::: EXERCISE INPUTS

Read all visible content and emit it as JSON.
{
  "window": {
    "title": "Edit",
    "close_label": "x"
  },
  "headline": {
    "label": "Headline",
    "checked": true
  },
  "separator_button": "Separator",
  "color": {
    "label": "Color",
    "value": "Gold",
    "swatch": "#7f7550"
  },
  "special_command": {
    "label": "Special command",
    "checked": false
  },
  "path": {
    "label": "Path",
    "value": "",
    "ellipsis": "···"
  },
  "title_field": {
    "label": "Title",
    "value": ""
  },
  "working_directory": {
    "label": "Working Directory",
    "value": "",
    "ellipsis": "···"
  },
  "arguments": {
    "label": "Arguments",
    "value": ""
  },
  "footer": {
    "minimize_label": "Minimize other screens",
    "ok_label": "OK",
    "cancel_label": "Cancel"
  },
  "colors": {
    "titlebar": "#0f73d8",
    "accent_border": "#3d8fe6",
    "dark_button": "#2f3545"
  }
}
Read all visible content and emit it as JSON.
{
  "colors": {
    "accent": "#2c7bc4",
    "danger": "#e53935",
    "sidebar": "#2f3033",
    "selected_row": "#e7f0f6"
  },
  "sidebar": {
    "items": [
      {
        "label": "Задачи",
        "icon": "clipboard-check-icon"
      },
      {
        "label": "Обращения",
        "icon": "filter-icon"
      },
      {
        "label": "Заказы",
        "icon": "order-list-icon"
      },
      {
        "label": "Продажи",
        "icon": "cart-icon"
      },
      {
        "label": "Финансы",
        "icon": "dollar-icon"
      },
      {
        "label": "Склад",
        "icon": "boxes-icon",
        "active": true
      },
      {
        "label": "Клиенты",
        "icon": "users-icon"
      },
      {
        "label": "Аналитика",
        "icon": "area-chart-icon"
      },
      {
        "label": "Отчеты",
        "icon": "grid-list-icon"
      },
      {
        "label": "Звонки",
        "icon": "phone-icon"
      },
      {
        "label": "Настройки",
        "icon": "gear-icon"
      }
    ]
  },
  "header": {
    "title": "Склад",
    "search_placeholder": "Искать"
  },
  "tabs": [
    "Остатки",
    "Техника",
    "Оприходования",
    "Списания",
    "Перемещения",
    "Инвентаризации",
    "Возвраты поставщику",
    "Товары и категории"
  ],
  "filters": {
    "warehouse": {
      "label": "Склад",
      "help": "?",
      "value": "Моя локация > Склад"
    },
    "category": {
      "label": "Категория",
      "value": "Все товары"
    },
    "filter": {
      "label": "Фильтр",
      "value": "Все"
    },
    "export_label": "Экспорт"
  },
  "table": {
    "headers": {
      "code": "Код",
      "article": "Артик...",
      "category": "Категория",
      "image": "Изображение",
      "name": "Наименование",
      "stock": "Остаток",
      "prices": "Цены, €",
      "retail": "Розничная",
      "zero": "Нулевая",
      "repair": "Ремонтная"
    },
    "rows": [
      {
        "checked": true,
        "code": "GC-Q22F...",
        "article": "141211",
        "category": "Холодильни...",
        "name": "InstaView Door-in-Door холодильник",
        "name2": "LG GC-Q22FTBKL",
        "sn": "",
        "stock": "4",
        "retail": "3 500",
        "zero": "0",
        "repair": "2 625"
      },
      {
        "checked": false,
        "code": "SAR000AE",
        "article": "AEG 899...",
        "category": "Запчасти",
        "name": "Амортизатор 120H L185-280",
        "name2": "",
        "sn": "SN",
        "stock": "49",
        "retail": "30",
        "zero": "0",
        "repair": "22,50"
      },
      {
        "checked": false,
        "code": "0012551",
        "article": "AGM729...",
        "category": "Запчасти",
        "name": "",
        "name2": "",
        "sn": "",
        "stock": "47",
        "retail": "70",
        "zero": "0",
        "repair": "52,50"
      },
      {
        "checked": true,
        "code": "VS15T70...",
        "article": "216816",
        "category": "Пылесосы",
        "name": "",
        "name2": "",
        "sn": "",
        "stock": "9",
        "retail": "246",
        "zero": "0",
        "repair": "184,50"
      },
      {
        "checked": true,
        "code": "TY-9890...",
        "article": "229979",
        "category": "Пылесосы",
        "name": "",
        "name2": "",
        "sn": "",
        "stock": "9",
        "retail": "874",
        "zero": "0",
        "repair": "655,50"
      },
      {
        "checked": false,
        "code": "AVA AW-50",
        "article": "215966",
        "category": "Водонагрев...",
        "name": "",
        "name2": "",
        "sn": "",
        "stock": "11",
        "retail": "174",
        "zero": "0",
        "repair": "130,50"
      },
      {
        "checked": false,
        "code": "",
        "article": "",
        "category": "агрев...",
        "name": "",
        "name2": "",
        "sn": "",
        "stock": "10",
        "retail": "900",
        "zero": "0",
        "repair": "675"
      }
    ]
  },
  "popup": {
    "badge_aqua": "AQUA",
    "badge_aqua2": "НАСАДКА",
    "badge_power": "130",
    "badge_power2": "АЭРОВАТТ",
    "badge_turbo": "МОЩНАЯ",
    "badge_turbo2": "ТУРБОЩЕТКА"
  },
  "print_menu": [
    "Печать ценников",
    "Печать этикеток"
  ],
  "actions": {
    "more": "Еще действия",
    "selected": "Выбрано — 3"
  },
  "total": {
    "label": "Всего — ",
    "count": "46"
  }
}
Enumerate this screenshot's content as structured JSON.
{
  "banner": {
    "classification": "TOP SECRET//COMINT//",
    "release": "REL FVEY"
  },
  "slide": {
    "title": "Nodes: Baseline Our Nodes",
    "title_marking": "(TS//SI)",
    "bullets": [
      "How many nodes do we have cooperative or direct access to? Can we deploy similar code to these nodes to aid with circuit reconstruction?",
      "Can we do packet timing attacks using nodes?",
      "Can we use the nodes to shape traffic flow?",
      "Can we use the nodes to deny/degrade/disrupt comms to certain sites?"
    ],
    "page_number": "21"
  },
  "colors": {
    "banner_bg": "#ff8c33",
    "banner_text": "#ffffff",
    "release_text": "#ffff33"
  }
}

::::::

» **DIRECTION**: From the entries above, copy every line where the word "repair" shows up.

» **SOLUTION BELOW**:
      "repair": "Ремонтная"
        "repair": "2 625"
        "repair": "22,50"
        "repair": "52,50"
        "repair": "184,50"
        "repair": "655,50"
        "repair": "130,50"
        "repair": "675"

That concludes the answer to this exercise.